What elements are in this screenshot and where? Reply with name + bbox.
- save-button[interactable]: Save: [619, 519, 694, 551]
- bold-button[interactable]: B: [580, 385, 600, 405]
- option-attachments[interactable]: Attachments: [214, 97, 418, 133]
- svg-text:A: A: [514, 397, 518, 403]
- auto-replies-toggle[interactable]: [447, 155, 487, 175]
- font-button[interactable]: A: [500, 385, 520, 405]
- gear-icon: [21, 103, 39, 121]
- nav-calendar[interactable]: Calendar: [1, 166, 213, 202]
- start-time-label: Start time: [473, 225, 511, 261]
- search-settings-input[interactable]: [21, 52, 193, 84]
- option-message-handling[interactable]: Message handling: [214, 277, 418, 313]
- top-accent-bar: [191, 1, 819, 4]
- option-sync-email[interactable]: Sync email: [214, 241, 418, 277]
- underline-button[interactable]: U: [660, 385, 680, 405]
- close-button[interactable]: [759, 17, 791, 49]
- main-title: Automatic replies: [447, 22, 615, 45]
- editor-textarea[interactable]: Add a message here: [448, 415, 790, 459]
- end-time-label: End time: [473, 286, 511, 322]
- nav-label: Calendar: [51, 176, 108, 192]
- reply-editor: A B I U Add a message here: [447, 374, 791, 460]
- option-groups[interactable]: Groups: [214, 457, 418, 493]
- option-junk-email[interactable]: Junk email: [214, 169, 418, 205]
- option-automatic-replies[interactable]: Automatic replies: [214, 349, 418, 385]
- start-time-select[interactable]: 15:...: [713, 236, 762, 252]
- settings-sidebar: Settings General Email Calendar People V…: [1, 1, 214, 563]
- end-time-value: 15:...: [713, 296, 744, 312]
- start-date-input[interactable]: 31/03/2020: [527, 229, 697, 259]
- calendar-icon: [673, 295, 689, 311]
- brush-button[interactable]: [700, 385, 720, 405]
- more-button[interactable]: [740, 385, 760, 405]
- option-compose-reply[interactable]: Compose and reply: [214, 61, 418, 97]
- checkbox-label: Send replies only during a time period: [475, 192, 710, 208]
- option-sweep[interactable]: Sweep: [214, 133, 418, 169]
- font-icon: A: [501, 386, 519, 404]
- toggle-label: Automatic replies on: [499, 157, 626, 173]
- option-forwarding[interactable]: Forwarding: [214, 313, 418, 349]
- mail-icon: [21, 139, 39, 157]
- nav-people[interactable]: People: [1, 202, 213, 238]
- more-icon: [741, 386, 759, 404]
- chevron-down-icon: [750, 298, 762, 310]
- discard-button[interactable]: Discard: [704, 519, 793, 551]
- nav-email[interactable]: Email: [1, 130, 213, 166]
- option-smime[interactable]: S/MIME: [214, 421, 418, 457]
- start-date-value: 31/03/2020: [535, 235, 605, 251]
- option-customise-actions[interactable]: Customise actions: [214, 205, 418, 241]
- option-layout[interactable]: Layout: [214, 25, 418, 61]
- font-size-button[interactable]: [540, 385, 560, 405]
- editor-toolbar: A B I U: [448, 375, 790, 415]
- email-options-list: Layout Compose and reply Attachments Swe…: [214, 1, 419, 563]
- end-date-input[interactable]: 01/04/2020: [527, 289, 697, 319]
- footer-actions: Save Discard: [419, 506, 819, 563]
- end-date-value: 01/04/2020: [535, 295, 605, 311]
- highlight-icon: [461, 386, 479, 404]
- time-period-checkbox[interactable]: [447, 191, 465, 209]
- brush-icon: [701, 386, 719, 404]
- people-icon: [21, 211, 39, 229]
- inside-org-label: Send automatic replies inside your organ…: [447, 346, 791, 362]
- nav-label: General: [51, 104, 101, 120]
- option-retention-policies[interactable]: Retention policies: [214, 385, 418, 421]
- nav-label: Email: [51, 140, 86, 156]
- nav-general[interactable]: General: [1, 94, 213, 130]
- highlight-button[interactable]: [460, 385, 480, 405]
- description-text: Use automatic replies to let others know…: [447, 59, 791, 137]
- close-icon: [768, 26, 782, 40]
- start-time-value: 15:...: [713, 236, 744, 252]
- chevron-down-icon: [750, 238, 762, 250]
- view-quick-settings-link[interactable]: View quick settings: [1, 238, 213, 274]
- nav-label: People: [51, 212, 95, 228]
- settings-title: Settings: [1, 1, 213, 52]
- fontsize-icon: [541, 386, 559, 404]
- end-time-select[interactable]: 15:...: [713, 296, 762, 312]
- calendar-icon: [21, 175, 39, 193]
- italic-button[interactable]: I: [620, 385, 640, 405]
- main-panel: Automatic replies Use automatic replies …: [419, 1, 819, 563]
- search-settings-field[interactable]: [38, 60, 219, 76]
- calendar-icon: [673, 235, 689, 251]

## SHORT EXERCISE
Copy the material above line for line, keeping every character unchanged.

## COMPLETE RESPONSE
What elements are in this screenshot and where? Reply with name + bbox.
- save-button[interactable]: Save: [619, 519, 694, 551]
- bold-button[interactable]: B: [580, 385, 600, 405]
- option-attachments[interactable]: Attachments: [214, 97, 418, 133]
- svg-text:A: A: [514, 397, 518, 403]
- auto-replies-toggle[interactable]: [447, 155, 487, 175]
- font-button[interactable]: A: [500, 385, 520, 405]
- gear-icon: [21, 103, 39, 121]
- nav-calendar[interactable]: Calendar: [1, 166, 213, 202]
- start-time-label: Start time: [473, 225, 511, 261]
- search-settings-input[interactable]: [21, 52, 193, 84]
- option-message-handling[interactable]: Message handling: [214, 277, 418, 313]
- top-accent-bar: [191, 1, 819, 4]
- option-sync-email[interactable]: Sync email: [214, 241, 418, 277]
- underline-button[interactable]: U: [660, 385, 680, 405]
- close-button[interactable]: [759, 17, 791, 49]
- main-title: Automatic replies: [447, 22, 615, 45]
- editor-textarea[interactable]: Add a message here: [448, 415, 790, 459]
- end-time-label: End time: [473, 286, 511, 322]
- nav-label: Calendar: [51, 176, 108, 192]
- reply-editor: A B I U Add a message here: [447, 374, 791, 460]
- option-groups[interactable]: Groups: [214, 457, 418, 493]
- option-junk-email[interactable]: Junk email: [214, 169, 418, 205]
- option-automatic-replies[interactable]: Automatic replies: [214, 349, 418, 385]
- start-time-select[interactable]: 15:...: [713, 236, 762, 252]
- settings-sidebar: Settings General Email Calendar People V…: [1, 1, 214, 563]
- end-time-value: 15:...: [713, 296, 744, 312]
- start-date-input[interactable]: 31/03/2020: [527, 229, 697, 259]
- calendar-icon: [673, 295, 689, 311]
- brush-button[interactable]: [700, 385, 720, 405]
- more-button[interactable]: [740, 385, 760, 405]
- option-compose-reply[interactable]: Compose and reply: [214, 61, 418, 97]
- checkbox-label: Send replies only during a time period: [475, 192, 710, 208]
- option-sweep[interactable]: Sweep: [214, 133, 418, 169]
- font-icon: A: [501, 386, 519, 404]
- toggle-label: Automatic replies on: [499, 157, 626, 173]
- option-forwarding[interactable]: Forwarding: [214, 313, 418, 349]
- mail-icon: [21, 139, 39, 157]
- nav-people[interactable]: People: [1, 202, 213, 238]
- more-icon: [741, 386, 759, 404]
- chevron-down-icon: [750, 298, 762, 310]
- discard-button[interactable]: Discard: [704, 519, 793, 551]
- nav-email[interactable]: Email: [1, 130, 213, 166]
- option-smime[interactable]: S/MIME: [214, 421, 418, 457]
- start-date-value: 31/03/2020: [535, 235, 605, 251]
- option-customise-actions[interactable]: Customise actions: [214, 205, 418, 241]
- option-layout[interactable]: Layout: [214, 25, 418, 61]
- font-size-button[interactable]: [540, 385, 560, 405]
- editor-toolbar: A B I U: [448, 375, 790, 415]
- email-options-list: Layout Compose and reply Attachments Swe…: [214, 1, 419, 563]
- end-date-input[interactable]: 01/04/2020: [527, 289, 697, 319]
- footer-actions: Save Discard: [419, 506, 819, 563]
- end-date-value: 01/04/2020: [535, 295, 605, 311]
- highlight-icon: [461, 386, 479, 404]
- time-period-checkbox[interactable]: [447, 191, 465, 209]
- brush-icon: [701, 386, 719, 404]
- people-icon: [21, 211, 39, 229]
- inside-org-label: Send automatic replies inside your organ…: [447, 346, 791, 362]
- nav-label: General: [51, 104, 101, 120]
- option-retention-policies[interactable]: Retention policies: [214, 385, 418, 421]
- nav-label: Email: [51, 140, 86, 156]
- nav-general[interactable]: General: [1, 94, 213, 130]
- highlight-button[interactable]: [460, 385, 480, 405]
- description-text: Use automatic replies to let others know…: [447, 59, 791, 137]
- close-icon: [768, 26, 782, 40]
- start-time-value: 15:...: [713, 236, 744, 252]
- chevron-down-icon: [750, 238, 762, 250]
- view-quick-settings-link[interactable]: View quick settings: [1, 238, 213, 274]
- nav-label: People: [51, 212, 95, 228]
- settings-title: Settings: [1, 1, 213, 52]
- fontsize-icon: [541, 386, 559, 404]
- end-time-select[interactable]: 15:...: [713, 296, 762, 312]
- calendar-icon: [21, 175, 39, 193]
- italic-button[interactable]: I: [620, 385, 640, 405]
- main-panel: Automatic replies Use automatic replies …: [419, 1, 819, 563]
- search-settings-field[interactable]: [38, 60, 219, 76]
- calendar-icon: [673, 235, 689, 251]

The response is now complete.